EXERCISE INSTRUCTIONS:
Quote the lines starting with the line containing "legend-label: Temperatura Calentamiento (872, 46, 1027, 60)" and going on through the line containing "y-tick-label: 0 (28, 385, 36, 399)", both included.

GIVEN INFORMATION start

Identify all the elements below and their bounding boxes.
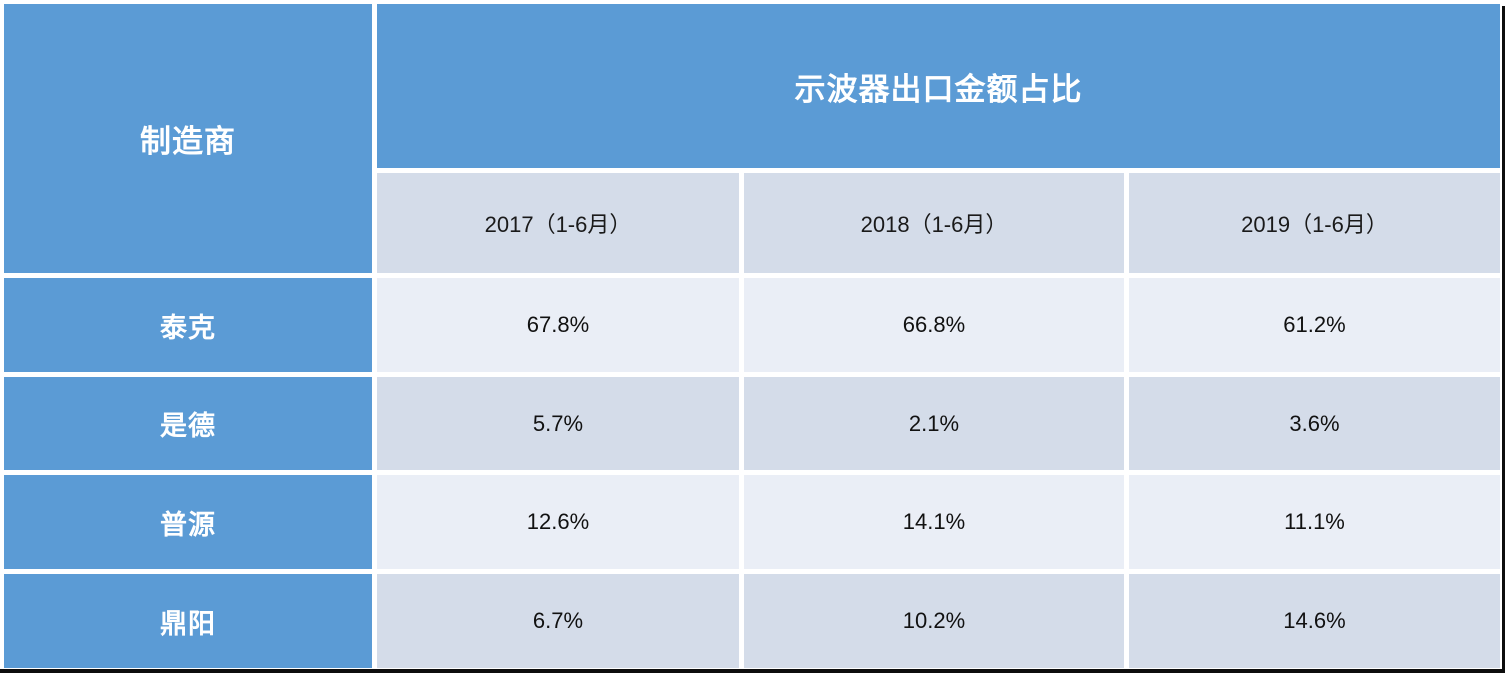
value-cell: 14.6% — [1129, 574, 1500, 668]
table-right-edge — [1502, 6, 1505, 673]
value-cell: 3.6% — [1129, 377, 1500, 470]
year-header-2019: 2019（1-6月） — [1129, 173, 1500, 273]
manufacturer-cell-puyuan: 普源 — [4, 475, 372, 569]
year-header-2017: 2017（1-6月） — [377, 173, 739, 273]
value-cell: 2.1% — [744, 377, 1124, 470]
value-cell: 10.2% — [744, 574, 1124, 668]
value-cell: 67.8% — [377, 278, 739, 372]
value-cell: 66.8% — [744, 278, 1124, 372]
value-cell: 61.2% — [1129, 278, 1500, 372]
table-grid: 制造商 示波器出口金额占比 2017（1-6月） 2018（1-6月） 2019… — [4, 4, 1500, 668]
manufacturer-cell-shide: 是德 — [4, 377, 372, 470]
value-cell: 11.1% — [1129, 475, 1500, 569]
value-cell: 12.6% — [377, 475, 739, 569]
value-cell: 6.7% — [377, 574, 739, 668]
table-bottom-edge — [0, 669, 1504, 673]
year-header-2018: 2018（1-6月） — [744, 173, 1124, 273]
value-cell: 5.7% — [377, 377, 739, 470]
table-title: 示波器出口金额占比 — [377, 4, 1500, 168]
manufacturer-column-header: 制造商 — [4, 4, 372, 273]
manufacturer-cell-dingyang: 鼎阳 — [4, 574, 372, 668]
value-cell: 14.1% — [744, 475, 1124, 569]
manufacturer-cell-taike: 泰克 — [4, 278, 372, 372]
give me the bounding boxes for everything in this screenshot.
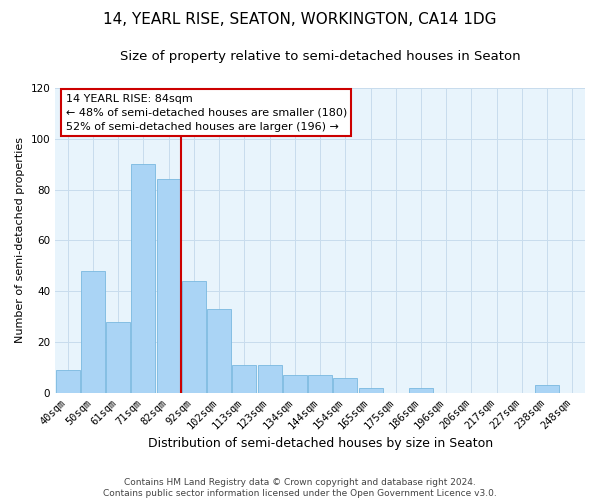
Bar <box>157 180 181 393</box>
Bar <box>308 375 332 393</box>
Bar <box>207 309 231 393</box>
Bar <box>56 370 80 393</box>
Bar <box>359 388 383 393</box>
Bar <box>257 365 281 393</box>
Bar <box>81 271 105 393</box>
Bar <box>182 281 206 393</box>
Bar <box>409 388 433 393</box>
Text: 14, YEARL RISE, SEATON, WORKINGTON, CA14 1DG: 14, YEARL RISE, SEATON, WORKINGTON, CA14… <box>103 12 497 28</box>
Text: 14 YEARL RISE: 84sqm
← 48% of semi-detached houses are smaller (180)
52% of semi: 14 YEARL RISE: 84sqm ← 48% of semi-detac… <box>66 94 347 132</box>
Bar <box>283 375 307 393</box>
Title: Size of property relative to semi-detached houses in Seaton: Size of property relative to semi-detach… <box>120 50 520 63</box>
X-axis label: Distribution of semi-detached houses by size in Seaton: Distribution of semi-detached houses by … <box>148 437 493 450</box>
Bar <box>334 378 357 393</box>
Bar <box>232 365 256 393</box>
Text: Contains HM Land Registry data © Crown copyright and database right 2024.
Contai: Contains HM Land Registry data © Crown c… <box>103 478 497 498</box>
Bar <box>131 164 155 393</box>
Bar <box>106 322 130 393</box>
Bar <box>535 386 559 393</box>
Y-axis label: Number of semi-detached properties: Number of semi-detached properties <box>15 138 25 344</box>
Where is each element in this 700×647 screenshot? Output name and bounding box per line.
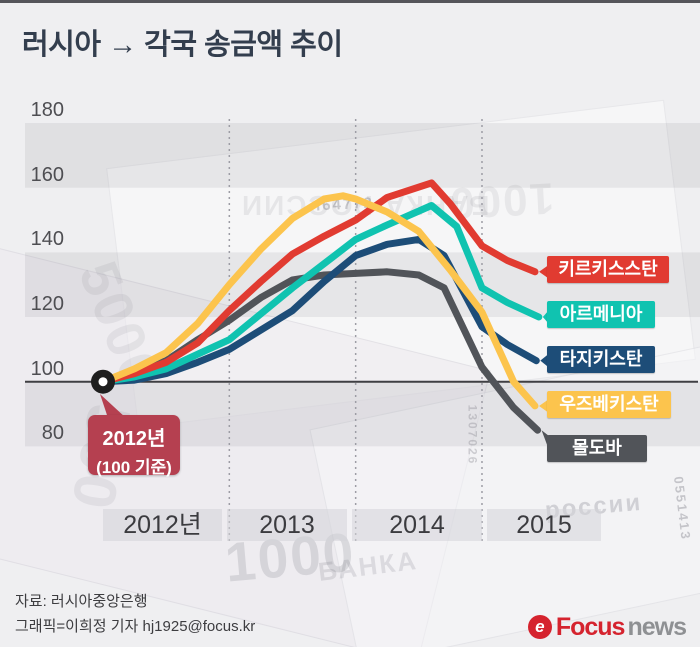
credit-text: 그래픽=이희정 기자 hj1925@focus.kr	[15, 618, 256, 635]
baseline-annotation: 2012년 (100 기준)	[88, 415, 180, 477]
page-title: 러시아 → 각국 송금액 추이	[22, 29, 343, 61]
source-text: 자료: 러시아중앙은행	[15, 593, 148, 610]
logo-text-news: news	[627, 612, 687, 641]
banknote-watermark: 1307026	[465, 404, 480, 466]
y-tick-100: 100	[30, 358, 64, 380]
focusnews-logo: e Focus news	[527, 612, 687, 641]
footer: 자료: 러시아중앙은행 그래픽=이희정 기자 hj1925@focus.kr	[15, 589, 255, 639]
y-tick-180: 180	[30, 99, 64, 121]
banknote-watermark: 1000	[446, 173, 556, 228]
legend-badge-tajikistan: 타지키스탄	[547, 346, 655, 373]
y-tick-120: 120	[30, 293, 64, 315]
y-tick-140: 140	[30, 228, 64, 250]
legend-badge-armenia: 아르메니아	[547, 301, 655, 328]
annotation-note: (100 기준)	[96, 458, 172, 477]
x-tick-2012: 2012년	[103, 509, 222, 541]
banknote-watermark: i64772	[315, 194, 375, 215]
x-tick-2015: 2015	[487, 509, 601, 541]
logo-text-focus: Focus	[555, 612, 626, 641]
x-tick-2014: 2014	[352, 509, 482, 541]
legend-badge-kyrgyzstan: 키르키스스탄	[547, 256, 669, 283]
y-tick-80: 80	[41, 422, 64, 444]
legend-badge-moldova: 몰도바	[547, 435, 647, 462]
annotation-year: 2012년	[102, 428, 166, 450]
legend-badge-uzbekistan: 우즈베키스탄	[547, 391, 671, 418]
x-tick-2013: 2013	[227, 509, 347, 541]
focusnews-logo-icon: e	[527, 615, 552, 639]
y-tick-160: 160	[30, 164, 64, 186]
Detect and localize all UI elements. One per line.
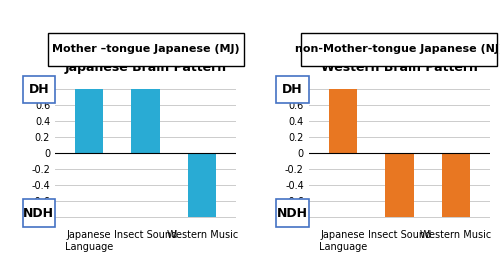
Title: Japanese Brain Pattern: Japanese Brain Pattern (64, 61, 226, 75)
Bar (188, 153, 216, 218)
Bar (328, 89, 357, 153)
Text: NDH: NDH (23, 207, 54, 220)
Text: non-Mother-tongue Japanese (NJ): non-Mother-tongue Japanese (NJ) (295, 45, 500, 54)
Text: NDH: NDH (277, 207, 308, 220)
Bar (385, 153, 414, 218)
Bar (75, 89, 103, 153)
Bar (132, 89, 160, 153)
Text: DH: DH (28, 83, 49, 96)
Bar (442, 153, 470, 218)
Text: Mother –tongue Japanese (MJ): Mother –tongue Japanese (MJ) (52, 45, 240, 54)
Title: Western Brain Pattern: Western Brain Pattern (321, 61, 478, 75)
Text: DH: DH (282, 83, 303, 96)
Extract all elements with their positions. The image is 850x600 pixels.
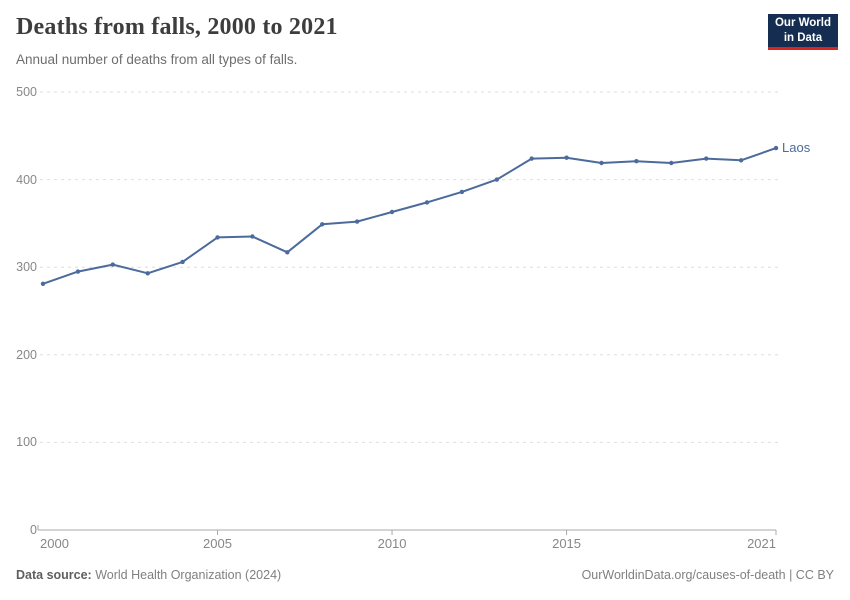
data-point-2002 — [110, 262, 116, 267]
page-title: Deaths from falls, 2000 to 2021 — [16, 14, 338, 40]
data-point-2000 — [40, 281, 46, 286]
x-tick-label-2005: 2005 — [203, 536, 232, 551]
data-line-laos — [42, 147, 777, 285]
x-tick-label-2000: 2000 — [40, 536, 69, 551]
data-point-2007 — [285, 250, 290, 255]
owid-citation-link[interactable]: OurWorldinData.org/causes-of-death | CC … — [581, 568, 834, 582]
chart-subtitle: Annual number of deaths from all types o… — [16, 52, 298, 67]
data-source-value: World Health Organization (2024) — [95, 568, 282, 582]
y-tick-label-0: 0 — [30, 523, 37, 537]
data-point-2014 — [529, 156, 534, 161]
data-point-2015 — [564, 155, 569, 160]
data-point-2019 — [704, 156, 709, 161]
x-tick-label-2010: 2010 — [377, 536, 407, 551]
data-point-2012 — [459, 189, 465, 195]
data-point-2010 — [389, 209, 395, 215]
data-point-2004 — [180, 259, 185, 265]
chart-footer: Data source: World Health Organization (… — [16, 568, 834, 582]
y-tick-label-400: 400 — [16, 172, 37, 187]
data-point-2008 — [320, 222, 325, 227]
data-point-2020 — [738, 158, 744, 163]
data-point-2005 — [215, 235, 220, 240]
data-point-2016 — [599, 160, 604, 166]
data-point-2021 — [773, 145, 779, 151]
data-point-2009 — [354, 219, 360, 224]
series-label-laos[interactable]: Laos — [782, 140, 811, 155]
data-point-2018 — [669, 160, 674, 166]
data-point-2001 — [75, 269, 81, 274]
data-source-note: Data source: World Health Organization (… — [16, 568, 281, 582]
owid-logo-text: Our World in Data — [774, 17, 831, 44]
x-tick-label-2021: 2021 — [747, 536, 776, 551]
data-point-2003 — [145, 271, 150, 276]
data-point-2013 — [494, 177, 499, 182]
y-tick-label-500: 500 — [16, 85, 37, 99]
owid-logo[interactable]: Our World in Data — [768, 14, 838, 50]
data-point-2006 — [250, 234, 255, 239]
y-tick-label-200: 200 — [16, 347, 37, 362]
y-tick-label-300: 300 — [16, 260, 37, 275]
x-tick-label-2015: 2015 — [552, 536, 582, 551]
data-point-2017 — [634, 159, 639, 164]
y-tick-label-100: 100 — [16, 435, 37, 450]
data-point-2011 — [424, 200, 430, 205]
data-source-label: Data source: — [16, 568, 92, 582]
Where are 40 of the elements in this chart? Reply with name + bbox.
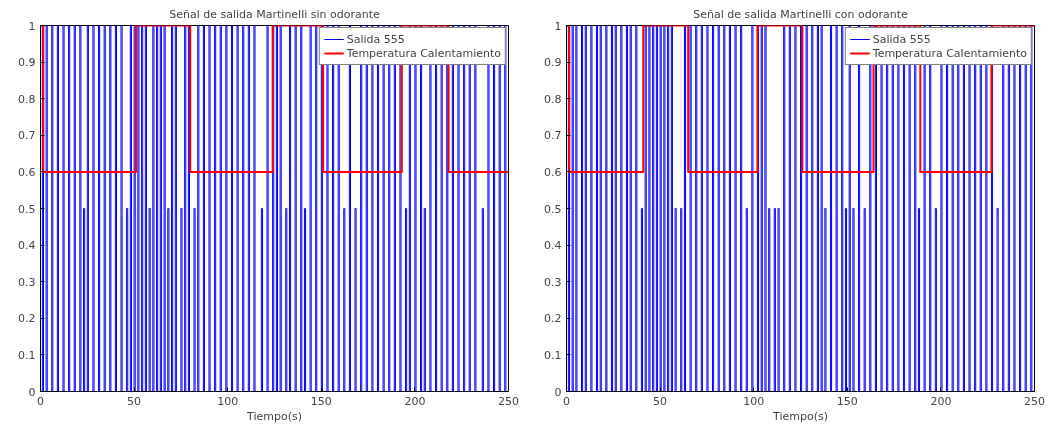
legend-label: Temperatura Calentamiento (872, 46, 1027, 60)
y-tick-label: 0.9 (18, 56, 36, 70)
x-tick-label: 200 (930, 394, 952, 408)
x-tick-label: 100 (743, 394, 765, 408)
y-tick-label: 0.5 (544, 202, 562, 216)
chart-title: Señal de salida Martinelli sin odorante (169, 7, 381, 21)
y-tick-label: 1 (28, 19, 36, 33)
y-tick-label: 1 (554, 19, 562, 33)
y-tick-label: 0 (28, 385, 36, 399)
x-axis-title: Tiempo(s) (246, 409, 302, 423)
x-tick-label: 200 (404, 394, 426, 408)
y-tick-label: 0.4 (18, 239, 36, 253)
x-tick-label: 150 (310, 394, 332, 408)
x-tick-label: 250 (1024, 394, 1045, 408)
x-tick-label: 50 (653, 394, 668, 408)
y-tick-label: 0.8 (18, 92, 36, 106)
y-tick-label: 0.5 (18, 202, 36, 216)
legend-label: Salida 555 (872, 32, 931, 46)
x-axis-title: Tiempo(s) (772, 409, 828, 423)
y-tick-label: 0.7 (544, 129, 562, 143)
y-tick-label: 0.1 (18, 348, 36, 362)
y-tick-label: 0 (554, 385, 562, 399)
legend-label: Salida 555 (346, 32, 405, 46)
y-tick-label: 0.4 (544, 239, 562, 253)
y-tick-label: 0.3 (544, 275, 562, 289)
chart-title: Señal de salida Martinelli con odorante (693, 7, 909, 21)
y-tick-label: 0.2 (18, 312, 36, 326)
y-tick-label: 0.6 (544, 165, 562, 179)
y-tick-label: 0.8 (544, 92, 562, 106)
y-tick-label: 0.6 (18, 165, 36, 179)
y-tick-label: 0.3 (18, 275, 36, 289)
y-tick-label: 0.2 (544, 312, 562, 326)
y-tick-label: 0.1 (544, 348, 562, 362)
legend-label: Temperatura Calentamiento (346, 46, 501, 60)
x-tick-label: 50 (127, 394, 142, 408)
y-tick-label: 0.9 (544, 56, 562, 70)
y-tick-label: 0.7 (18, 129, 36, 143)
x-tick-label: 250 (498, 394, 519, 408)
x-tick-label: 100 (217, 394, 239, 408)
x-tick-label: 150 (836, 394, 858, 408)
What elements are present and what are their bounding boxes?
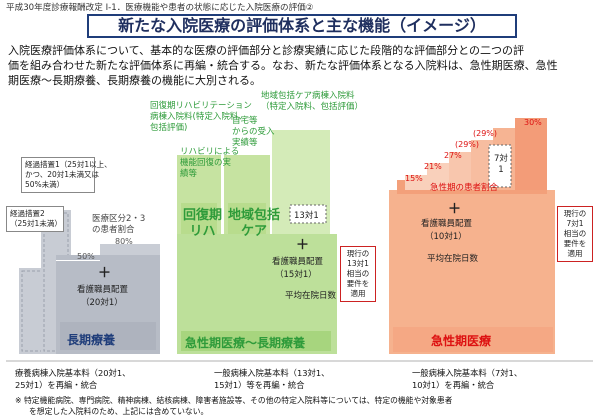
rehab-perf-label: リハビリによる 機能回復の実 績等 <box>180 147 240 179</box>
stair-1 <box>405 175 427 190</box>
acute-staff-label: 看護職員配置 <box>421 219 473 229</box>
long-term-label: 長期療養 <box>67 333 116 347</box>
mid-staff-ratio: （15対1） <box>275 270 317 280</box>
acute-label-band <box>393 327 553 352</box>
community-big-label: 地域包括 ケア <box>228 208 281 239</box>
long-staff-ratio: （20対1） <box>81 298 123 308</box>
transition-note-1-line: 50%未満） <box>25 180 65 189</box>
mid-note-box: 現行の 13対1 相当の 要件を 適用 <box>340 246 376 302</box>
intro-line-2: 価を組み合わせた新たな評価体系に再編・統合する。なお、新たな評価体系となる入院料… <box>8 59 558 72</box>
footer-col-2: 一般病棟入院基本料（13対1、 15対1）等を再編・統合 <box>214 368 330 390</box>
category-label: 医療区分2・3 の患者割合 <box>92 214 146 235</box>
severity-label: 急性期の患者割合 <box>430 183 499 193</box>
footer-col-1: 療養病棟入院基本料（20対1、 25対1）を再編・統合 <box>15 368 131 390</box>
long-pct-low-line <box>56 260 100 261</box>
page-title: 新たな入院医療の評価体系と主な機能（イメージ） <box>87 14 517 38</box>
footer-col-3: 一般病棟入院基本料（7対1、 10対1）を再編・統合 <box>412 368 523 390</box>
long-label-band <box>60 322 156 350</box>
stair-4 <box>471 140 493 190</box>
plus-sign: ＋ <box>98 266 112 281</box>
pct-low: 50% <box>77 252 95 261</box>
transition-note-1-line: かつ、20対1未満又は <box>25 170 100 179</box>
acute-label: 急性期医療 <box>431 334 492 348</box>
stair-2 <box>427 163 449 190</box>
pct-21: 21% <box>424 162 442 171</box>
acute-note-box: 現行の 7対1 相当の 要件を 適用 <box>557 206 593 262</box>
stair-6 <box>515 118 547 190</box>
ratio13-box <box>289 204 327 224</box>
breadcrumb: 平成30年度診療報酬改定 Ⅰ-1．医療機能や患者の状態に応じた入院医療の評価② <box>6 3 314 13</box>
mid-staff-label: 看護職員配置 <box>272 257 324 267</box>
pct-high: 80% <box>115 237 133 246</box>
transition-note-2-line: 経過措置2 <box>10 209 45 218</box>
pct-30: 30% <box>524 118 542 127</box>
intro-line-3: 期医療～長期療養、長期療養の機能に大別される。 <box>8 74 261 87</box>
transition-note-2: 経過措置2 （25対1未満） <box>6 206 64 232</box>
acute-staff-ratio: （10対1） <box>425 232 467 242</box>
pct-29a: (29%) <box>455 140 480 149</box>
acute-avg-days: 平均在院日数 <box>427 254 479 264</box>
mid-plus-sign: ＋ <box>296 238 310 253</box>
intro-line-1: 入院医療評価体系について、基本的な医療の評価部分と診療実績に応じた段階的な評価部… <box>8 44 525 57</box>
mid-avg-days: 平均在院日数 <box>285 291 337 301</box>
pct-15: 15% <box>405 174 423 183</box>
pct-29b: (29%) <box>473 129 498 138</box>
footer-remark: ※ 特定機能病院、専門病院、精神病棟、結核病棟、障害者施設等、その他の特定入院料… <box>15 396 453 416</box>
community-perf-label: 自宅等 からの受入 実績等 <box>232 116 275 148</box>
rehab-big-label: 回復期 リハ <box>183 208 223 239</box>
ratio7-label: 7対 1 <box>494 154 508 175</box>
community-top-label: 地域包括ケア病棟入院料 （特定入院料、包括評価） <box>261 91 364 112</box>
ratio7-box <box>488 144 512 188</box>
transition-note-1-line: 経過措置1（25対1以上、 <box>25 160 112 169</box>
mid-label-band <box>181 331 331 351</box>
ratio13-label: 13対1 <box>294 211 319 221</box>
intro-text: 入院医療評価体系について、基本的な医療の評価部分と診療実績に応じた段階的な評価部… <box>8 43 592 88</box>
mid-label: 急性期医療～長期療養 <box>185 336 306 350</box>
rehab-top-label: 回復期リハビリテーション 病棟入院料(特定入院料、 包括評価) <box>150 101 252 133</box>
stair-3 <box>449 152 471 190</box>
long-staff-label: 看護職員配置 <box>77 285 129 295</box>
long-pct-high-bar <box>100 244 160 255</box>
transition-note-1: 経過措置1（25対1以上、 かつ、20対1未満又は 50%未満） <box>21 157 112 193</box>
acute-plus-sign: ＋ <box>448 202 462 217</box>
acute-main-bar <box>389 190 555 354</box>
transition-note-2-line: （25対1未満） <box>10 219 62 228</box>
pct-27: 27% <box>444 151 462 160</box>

GIVEN INFORMATION end

RESPONSE:
legend-label: Temperatura Calentamiento (872, 46, 1027, 60)
y-tick-label: 0.9 (18, 56, 36, 70)
x-tick-label: 200 (930, 394, 952, 408)
x-tick-label: 100 (743, 394, 765, 408)
y-tick-label: 0.5 (544, 202, 562, 216)
chart-title: Señal de salida Martinelli sin odorante (169, 7, 381, 21)
y-tick-label: 1 (28, 19, 36, 33)
y-tick-label: 1 (554, 19, 562, 33)
y-tick-label: 0 (28, 385, 36, 399)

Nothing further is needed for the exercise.